- Objective -
Below are records; count the lines in them that hold "Library" and give only the count.

[Lines of data]
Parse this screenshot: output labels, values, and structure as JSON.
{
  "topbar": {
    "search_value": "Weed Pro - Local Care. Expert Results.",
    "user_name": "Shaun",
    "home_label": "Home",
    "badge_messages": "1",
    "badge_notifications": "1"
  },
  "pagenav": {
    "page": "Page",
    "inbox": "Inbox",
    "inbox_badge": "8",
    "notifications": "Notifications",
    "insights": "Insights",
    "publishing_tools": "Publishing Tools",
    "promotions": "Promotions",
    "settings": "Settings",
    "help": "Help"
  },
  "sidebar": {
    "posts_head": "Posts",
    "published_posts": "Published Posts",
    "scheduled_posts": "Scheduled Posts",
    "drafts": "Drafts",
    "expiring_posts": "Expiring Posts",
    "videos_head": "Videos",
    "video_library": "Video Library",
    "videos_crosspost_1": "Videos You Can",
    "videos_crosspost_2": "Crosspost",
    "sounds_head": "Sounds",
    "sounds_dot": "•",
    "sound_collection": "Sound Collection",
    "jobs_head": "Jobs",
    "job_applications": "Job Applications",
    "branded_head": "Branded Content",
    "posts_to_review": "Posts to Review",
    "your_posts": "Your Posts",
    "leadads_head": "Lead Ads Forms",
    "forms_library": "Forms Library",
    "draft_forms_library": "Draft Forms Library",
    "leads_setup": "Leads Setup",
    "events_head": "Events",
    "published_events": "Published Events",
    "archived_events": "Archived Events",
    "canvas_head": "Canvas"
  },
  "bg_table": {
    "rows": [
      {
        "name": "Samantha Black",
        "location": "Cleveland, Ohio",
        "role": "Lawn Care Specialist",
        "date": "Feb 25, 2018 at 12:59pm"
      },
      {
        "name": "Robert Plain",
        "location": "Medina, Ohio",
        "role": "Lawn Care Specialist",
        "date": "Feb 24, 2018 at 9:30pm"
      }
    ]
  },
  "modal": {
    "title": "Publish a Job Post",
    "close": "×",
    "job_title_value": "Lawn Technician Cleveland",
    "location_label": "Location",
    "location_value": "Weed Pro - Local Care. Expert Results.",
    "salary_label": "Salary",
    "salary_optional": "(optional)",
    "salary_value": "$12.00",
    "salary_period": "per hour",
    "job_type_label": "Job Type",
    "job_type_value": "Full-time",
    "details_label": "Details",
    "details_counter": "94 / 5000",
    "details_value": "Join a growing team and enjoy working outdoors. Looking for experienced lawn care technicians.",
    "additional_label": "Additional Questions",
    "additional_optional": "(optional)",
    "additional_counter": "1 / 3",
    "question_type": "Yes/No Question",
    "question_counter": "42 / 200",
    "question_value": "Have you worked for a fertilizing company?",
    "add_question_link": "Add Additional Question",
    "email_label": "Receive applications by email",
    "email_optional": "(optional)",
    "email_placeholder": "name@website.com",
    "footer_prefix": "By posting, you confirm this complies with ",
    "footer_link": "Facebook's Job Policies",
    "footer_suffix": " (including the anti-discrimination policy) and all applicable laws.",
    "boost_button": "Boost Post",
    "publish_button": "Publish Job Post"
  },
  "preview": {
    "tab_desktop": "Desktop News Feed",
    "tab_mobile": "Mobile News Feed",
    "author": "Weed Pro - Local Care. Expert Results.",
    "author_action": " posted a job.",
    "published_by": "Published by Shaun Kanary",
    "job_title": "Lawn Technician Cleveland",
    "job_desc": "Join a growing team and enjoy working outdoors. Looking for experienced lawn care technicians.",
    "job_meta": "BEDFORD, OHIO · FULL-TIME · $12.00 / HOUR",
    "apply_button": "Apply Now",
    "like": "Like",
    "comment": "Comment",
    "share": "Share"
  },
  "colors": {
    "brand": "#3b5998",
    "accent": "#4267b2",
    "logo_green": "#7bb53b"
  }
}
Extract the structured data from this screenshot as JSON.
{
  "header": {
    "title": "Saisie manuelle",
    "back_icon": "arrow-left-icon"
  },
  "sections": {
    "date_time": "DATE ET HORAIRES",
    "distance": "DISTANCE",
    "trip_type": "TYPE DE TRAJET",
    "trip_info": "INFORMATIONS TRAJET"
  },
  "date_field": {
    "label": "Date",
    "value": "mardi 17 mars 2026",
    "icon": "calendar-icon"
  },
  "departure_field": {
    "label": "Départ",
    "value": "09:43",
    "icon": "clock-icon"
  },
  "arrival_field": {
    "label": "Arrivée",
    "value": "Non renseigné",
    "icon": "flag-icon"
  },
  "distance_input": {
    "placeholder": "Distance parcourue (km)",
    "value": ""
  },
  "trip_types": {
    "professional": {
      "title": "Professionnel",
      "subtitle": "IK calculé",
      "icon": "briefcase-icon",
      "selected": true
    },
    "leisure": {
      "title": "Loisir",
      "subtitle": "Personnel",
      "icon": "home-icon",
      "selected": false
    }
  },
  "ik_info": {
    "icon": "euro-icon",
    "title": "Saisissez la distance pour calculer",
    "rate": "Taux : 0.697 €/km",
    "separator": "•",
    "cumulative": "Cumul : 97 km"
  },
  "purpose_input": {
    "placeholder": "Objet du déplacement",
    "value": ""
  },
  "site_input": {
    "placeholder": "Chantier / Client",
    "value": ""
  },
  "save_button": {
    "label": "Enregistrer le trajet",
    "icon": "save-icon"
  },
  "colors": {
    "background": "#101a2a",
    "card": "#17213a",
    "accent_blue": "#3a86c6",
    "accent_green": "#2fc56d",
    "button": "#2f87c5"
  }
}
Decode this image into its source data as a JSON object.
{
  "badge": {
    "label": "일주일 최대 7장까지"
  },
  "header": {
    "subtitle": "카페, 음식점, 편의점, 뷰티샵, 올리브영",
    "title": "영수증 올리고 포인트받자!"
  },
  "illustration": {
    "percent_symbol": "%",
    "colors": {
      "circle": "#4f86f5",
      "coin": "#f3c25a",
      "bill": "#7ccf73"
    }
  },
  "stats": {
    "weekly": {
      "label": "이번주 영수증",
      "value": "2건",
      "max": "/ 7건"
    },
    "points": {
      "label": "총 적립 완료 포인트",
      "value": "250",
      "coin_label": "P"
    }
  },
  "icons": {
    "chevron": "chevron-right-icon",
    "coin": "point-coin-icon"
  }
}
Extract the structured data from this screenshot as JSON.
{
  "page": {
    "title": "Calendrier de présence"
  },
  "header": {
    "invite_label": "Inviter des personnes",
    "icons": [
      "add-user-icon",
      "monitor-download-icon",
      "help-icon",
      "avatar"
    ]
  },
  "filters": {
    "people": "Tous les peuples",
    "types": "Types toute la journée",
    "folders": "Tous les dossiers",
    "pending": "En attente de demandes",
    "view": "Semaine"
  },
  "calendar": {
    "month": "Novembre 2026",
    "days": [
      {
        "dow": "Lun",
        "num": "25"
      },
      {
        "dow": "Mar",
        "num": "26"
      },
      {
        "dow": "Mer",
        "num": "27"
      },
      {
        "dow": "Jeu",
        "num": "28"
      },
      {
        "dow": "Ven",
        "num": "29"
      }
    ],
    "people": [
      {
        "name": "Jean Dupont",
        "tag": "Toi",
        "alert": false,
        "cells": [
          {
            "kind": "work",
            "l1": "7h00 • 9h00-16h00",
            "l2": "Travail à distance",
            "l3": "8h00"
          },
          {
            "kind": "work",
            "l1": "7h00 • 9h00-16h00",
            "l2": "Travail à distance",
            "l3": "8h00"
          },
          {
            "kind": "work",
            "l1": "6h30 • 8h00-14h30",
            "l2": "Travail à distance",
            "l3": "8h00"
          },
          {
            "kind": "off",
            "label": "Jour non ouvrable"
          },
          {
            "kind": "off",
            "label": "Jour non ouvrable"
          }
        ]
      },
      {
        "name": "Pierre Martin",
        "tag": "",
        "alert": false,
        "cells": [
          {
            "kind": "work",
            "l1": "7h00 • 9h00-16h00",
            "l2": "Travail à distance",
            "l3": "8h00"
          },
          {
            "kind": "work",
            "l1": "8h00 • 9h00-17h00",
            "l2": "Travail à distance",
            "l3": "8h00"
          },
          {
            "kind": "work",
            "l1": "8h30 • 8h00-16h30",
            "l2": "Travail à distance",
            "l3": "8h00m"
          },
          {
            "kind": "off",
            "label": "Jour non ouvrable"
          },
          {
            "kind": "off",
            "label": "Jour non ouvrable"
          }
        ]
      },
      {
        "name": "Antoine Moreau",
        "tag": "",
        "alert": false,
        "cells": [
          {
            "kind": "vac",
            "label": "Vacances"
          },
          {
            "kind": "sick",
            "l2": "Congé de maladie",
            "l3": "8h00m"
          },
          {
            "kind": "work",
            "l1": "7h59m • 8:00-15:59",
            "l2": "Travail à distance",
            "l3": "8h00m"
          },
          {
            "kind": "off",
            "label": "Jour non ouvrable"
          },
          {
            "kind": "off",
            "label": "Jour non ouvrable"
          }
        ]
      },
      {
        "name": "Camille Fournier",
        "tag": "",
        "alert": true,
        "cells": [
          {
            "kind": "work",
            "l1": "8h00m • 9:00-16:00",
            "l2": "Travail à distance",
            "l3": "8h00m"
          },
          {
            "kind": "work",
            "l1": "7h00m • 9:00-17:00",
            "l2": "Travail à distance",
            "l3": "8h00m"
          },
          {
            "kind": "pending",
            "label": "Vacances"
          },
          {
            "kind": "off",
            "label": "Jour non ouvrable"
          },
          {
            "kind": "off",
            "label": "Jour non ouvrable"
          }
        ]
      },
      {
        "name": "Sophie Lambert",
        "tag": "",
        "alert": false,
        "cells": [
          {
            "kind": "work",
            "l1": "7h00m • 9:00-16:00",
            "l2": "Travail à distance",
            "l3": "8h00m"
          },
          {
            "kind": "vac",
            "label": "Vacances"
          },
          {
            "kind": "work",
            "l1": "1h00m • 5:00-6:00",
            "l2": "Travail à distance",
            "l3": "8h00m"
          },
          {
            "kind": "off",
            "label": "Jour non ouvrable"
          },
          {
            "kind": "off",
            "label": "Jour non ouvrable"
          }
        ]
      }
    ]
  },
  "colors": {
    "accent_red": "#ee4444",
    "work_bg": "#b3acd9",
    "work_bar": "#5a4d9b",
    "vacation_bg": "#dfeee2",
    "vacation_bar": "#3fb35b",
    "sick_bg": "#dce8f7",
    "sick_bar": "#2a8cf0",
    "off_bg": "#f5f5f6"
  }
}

- Final result -
3